#### Provided information ####

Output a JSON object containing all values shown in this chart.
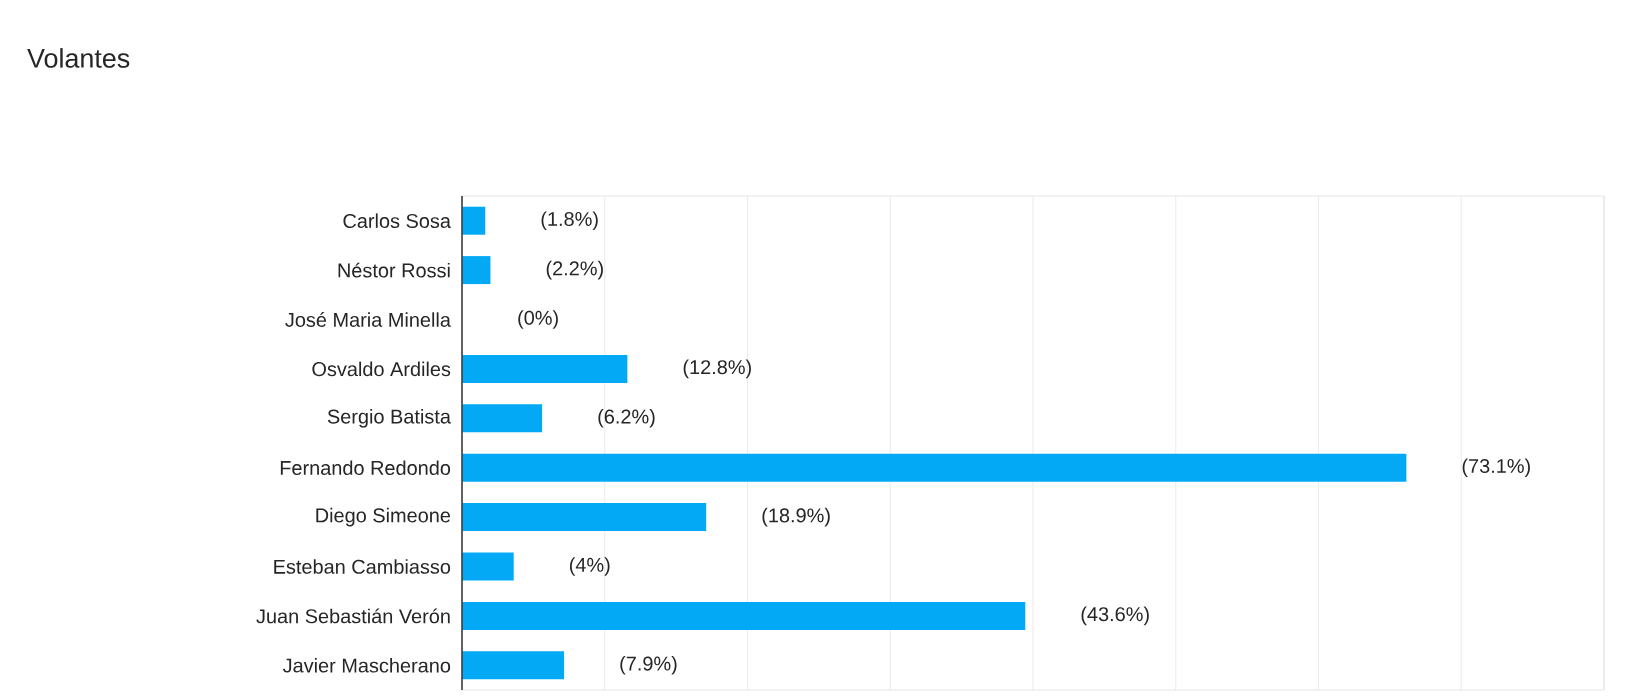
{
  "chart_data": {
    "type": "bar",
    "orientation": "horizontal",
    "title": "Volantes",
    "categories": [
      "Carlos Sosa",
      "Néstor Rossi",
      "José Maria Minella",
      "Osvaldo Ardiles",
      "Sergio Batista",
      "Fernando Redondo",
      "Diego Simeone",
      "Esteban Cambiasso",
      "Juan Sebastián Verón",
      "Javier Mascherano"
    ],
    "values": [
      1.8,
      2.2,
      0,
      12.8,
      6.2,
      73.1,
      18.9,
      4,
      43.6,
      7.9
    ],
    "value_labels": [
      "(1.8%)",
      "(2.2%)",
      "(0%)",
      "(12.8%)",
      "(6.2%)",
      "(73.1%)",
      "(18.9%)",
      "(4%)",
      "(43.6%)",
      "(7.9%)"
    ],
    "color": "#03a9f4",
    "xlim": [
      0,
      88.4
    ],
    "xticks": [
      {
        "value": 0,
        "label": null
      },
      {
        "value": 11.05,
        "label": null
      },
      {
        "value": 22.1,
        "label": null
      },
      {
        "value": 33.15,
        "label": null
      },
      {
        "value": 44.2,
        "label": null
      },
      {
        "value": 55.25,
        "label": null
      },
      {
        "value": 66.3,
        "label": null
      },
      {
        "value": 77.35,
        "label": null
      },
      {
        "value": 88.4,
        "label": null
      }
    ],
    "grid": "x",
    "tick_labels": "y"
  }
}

####

Stated problem — Your task is to repeat the data above exactly while excluding the pictures.

Answer for this exercise —
Output a JSON object containing all values shown in this chart.
{
  "chart_data": {
    "type": "bar",
    "orientation": "horizontal",
    "title": "Volantes",
    "categories": [
      "Carlos Sosa",
      "Néstor Rossi",
      "José Maria Minella",
      "Osvaldo Ardiles",
      "Sergio Batista",
      "Fernando Redondo",
      "Diego Simeone",
      "Esteban Cambiasso",
      "Juan Sebastián Verón",
      "Javier Mascherano"
    ],
    "values": [
      1.8,
      2.2,
      0,
      12.8,
      6.2,
      73.1,
      18.9,
      4,
      43.6,
      7.9
    ],
    "value_labels": [
      "(1.8%)",
      "(2.2%)",
      "(0%)",
      "(12.8%)",
      "(6.2%)",
      "(73.1%)",
      "(18.9%)",
      "(4%)",
      "(43.6%)",
      "(7.9%)"
    ],
    "color": "#03a9f4",
    "xlim": [
      0,
      88.4
    ],
    "xticks": [
      {
        "value": 0,
        "label": null
      },
      {
        "value": 11.05,
        "label": null
      },
      {
        "value": 22.1,
        "label": null
      },
      {
        "value": 33.15,
        "label": null
      },
      {
        "value": 44.2,
        "label": null
      },
      {
        "value": 55.25,
        "label": null
      },
      {
        "value": 66.3,
        "label": null
      },
      {
        "value": 77.35,
        "label": null
      },
      {
        "value": 88.4,
        "label": null
      }
    ],
    "grid": "x",
    "tick_labels": "y"
  }
}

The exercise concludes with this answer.